Stored data entries:
— START —

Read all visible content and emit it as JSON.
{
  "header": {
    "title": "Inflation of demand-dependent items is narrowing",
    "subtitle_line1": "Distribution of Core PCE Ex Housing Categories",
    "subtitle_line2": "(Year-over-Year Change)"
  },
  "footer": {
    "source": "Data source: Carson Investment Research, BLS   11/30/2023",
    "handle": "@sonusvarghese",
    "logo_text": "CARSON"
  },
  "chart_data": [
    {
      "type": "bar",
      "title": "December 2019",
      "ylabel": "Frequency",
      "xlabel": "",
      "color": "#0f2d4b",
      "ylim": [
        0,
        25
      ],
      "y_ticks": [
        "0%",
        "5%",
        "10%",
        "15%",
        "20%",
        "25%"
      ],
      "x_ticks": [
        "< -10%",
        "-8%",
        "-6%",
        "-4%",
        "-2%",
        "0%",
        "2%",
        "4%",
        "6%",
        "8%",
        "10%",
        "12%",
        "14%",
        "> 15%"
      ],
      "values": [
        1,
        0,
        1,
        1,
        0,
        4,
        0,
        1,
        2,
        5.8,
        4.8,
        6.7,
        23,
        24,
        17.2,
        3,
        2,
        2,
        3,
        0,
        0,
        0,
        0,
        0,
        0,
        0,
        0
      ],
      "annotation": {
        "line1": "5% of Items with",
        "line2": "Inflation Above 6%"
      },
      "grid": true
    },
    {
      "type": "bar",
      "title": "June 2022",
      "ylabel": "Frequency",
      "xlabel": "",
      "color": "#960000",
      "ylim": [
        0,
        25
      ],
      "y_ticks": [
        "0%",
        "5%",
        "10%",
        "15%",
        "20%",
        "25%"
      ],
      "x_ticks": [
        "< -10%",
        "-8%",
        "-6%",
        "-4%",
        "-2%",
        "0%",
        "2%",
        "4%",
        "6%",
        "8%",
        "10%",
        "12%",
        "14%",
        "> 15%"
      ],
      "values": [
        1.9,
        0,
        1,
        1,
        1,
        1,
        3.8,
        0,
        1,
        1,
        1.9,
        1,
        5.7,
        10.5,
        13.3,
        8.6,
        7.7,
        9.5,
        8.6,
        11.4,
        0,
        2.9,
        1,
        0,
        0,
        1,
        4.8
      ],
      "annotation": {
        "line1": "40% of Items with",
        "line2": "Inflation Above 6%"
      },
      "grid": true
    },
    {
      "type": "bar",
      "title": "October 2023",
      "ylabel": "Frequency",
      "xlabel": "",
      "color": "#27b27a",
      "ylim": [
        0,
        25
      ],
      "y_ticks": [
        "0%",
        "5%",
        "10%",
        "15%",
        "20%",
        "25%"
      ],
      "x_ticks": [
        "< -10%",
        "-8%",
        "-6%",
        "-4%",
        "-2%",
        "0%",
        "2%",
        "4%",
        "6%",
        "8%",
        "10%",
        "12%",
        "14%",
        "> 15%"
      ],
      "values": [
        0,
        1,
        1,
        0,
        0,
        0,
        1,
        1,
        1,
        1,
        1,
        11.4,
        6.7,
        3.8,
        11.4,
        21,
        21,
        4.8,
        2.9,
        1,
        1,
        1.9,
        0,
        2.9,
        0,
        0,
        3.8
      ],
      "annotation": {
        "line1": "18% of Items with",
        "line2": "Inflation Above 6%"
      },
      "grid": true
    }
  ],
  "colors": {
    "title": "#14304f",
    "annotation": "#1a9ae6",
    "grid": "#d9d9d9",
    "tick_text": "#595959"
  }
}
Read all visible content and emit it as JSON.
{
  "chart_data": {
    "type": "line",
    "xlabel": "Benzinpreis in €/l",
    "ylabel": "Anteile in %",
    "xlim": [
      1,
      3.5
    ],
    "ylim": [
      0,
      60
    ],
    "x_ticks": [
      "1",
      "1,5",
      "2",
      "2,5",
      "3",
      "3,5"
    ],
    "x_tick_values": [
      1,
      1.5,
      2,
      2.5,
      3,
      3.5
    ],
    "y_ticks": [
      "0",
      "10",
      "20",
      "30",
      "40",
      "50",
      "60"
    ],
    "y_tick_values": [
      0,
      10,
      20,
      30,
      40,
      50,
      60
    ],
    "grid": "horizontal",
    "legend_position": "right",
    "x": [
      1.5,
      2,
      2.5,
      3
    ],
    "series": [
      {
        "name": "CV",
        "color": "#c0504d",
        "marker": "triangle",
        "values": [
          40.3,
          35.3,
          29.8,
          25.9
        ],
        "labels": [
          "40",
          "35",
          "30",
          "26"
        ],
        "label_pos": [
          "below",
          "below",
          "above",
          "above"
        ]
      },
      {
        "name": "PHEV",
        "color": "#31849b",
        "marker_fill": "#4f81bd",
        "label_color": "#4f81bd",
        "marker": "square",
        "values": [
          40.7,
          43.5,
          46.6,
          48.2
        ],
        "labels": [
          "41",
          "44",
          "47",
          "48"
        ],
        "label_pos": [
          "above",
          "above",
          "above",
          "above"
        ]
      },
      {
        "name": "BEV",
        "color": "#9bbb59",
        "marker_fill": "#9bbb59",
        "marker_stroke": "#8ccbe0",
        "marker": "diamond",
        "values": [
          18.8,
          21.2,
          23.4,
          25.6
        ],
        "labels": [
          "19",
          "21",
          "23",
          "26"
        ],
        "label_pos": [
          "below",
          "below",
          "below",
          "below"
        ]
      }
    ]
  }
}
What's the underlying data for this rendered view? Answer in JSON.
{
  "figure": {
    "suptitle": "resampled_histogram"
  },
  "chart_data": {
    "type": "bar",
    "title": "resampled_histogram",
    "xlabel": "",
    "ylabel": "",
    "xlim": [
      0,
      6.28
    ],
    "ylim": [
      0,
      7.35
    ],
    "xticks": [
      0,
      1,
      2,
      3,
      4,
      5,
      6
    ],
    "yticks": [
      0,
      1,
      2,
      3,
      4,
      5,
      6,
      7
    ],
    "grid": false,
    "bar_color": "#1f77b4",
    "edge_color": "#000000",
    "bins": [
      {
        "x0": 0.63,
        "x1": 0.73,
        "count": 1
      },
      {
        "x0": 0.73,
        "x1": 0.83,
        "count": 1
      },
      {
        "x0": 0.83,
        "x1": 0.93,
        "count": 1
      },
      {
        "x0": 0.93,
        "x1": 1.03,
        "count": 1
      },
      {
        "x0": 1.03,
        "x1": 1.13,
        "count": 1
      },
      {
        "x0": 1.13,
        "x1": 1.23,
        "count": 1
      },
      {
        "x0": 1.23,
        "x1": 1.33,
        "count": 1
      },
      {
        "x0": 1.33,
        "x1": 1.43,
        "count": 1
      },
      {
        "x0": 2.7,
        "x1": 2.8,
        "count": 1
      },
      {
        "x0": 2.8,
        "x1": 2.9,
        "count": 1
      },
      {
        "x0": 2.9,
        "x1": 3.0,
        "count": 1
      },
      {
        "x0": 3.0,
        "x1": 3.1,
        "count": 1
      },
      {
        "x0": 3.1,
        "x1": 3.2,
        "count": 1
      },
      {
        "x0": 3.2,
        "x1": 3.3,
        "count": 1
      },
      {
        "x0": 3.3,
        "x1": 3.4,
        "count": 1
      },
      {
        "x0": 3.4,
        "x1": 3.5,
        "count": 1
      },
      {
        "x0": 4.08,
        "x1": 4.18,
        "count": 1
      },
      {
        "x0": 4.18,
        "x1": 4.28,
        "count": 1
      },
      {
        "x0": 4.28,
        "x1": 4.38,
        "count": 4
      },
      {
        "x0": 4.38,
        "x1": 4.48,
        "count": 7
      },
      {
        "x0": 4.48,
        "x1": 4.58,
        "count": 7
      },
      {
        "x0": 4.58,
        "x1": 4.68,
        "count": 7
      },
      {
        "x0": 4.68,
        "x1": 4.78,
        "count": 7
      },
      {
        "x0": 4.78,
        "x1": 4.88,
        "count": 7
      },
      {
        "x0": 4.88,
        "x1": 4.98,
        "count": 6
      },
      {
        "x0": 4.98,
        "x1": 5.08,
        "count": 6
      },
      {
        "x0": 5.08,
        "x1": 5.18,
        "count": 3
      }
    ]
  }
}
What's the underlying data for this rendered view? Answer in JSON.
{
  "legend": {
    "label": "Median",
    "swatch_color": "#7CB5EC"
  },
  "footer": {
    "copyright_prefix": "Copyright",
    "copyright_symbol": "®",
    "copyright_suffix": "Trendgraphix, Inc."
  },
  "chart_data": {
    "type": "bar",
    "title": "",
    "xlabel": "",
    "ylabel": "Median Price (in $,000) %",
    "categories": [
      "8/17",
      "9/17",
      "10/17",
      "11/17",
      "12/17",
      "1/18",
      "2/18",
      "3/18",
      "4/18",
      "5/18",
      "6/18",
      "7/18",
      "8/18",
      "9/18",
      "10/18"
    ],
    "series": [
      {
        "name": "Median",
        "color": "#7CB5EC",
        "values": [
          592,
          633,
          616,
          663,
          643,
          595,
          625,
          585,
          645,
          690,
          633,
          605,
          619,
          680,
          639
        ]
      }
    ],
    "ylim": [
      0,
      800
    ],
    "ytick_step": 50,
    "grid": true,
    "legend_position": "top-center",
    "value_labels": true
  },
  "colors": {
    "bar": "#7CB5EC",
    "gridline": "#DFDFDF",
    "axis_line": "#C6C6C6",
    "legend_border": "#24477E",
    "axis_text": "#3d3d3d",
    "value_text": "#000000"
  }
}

— END —

■ Stated exercise
Scan the records for the string "with". Copy each line in which it appears.

■ Written reply
        "line1": "5% of Items with",
        "line1": "40% of Items with",
        "line1": "18% of Items with",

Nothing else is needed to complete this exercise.